[begin LISTED RECORDS]
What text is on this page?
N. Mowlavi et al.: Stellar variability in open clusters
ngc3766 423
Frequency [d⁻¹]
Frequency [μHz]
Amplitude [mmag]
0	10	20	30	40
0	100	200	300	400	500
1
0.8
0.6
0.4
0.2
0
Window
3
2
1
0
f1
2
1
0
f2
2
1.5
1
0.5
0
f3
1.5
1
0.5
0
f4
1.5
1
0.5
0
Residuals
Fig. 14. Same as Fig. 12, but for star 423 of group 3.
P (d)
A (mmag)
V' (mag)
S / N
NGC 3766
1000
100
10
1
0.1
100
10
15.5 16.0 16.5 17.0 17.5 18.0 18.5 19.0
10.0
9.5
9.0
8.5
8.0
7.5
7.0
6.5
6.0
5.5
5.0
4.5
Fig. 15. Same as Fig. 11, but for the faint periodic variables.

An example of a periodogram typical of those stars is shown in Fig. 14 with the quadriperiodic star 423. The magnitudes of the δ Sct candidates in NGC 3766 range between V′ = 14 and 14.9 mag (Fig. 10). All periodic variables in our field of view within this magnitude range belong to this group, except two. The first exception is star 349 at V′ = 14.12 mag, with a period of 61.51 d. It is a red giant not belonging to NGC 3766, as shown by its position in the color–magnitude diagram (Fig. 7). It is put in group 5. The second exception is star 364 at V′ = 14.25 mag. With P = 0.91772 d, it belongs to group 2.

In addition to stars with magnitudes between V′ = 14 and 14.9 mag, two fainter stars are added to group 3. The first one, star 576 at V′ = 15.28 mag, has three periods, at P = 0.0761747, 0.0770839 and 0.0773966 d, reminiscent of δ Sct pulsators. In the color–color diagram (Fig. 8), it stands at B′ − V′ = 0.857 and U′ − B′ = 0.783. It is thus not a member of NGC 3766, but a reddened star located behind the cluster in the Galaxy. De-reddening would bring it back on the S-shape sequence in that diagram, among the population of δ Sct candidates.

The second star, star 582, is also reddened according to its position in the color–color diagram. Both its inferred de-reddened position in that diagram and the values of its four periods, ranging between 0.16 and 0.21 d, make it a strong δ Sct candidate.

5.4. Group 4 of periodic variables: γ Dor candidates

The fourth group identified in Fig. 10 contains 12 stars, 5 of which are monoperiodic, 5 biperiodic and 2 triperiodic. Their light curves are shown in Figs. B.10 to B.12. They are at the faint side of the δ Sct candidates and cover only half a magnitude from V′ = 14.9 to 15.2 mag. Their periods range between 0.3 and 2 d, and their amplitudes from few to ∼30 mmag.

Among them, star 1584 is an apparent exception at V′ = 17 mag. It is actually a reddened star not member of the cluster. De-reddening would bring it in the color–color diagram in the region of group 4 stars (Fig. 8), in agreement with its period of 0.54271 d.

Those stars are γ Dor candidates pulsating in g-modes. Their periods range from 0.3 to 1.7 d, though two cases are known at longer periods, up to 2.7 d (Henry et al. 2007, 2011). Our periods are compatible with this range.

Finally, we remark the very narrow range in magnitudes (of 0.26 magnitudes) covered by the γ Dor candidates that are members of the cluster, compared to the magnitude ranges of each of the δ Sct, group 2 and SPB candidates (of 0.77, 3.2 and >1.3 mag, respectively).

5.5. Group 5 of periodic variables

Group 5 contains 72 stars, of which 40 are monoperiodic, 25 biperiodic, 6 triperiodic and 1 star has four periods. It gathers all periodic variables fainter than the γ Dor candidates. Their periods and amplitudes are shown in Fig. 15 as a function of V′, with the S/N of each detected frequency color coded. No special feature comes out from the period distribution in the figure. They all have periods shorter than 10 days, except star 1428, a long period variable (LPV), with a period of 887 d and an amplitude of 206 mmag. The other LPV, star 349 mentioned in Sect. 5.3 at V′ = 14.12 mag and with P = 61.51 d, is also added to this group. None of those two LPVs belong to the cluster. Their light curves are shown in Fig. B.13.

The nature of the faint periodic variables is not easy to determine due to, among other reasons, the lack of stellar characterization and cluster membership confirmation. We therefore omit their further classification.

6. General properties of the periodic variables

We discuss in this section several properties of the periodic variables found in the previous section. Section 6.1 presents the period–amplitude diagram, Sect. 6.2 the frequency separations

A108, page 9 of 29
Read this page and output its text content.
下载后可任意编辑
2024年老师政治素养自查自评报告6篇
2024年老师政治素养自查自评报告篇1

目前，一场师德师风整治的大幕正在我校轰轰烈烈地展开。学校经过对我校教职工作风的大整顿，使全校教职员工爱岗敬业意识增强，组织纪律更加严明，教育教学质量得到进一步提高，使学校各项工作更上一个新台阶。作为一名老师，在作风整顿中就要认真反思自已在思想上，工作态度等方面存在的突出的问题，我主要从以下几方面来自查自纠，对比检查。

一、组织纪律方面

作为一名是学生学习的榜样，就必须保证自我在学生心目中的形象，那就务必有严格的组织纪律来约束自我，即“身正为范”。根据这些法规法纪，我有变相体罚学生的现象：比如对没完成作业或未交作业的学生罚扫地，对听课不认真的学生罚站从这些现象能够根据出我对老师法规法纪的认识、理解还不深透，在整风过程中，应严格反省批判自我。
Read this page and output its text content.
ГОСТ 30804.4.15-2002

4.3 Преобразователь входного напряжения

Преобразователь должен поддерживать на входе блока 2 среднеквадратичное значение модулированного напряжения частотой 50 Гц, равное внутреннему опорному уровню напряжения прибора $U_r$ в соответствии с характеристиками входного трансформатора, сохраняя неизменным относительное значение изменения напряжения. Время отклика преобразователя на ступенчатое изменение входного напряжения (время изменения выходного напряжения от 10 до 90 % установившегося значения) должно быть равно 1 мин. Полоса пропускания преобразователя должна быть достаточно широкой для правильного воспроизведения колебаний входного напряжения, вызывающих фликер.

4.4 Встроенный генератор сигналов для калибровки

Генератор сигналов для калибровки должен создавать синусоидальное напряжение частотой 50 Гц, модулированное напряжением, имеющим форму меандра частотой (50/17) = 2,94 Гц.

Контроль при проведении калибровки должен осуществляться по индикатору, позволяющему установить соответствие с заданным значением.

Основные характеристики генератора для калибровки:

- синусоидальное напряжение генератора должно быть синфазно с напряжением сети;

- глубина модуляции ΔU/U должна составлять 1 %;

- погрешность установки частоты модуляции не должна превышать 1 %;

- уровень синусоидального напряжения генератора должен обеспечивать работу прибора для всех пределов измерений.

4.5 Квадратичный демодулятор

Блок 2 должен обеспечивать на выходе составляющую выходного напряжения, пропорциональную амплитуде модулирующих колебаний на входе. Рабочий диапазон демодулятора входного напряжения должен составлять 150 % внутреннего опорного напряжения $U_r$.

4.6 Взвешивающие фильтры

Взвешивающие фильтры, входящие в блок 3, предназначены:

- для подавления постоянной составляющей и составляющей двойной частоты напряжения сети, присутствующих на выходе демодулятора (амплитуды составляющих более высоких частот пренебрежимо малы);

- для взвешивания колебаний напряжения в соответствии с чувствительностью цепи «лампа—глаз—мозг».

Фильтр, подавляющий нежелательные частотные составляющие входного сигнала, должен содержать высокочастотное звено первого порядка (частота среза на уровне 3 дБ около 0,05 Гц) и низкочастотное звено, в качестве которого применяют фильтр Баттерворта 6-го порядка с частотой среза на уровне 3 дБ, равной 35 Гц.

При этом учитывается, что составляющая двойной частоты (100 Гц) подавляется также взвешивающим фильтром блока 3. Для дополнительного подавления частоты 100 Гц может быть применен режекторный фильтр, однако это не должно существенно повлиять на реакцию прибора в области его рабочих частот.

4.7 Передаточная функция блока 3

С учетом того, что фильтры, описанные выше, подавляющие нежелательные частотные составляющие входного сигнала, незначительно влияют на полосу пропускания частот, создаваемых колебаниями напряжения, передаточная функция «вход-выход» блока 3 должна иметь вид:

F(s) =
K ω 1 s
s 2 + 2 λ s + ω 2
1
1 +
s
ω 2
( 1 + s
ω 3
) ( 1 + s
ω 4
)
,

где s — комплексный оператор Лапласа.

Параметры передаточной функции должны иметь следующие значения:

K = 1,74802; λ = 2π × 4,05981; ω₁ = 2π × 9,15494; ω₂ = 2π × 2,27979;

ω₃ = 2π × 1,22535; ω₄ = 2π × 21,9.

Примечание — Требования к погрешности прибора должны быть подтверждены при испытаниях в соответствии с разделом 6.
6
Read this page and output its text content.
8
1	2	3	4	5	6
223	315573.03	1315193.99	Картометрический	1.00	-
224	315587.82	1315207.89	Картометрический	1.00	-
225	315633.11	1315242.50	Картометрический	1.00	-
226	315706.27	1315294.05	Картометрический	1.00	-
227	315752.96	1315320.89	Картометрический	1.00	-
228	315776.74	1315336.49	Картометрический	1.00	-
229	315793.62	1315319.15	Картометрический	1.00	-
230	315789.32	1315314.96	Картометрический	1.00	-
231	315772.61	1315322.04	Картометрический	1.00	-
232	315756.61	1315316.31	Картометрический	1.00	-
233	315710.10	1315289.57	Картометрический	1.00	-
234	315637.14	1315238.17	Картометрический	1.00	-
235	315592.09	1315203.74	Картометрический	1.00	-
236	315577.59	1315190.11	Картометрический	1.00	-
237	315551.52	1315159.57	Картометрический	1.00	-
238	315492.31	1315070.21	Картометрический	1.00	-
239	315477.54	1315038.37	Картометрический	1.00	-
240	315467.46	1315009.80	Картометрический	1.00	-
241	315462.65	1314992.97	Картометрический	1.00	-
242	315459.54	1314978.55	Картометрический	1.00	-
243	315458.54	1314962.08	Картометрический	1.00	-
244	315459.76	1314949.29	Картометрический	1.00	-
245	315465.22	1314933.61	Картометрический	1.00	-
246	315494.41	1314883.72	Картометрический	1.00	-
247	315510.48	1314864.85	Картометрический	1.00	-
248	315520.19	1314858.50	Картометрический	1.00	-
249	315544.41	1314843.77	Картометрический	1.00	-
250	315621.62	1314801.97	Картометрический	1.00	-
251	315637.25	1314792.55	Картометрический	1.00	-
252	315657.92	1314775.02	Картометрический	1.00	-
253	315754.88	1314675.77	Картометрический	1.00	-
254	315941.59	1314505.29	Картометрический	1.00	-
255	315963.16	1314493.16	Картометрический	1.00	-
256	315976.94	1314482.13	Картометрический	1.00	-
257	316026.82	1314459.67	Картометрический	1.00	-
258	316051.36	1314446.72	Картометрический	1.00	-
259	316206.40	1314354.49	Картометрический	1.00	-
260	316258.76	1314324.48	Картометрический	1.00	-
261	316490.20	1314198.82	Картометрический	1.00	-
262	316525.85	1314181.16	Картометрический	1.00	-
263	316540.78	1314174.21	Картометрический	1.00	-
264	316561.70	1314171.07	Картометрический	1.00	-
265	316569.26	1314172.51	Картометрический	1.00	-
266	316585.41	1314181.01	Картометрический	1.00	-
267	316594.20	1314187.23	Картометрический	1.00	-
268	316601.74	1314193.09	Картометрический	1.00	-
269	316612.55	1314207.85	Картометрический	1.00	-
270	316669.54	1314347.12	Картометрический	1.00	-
[end LISTED RECORDS]
▶ **EXERCISE**
Where a line of the entries contains the word "other", copy that line.

▶ **SOLUTION BELOW**
Group 5 contains 72 stars, of which 40 are monoperiodic, 25 biperiodic, 6 triperiodic and 1 star has four periods. It gathers all periodic variables fainter than the γ Dor candidates. Their periods and amplitudes are shown in Fig. 15 as a function of V′, with the S/N of each detected frequency color coded. No special feature comes out from the period distribution in the figure. They all have periods shorter than 10 days, except star 1428, a long period variable (LPV), with a period of 887 d and an amplitude of 206 mmag. The other LPV, star 349 mentioned in Sect. 5.3 at V′ = 14.12 mag and with P = 61.51 d, is also added to this group. None of those two LPVs belong to the cluster. Their light curves are shown in Fig. B.13.
The nature of the faint periodic variables is not easy to determine due to, among other reasons, the lack of stellar characterization and cluster membership confirmation. We therefore omit their further classification.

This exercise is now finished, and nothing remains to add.